Retype everything in the listing, leaving each line exactly as it is.

──────

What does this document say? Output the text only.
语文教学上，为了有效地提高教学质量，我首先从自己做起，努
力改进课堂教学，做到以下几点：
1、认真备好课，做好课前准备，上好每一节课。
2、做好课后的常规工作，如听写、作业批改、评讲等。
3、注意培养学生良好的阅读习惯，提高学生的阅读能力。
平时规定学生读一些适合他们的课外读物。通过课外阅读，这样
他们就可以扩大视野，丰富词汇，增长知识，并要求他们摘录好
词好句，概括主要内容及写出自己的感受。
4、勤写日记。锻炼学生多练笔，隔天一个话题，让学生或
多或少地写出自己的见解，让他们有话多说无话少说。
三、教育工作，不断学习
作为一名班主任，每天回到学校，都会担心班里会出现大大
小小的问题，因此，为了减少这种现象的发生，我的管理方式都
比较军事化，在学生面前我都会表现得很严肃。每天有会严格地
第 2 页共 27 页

──────

### SOLUTION TO THIS PROBLEM:
What does this document say? Output the text only.
语文教学上，为了有效地提高教学质量，我首先从自己做起，努
力改进课堂教学，做到以下几点：
1、认真备好课，做好课前准备，上好每一节课。
2、做好课后的常规工作，如听写、作业批改、评讲等。
3、注意培养学生良好的阅读习惯，提高学生的阅读能力。
平时规定学生读一些适合他们的课外读物。通过课外阅读，这样
他们就可以扩大视野，丰富词汇，增长知识，并要求他们摘录好
词好句，概括主要内容及写出自己的感受。
4、勤写日记。锻炼学生多练笔，隔天一个话题，让学生或
多或少地写出自己的见解，让他们有话多说无话少说。
三、教育工作，不断学习
作为一名班主任，每天回到学校，都会担心班里会出现大大
小小的问题，因此，为了减少这种现象的发生，我的管理方式都
比较军事化，在学生面前我都会表现得很严肃。每天有会严格地
第 2 页共 27 页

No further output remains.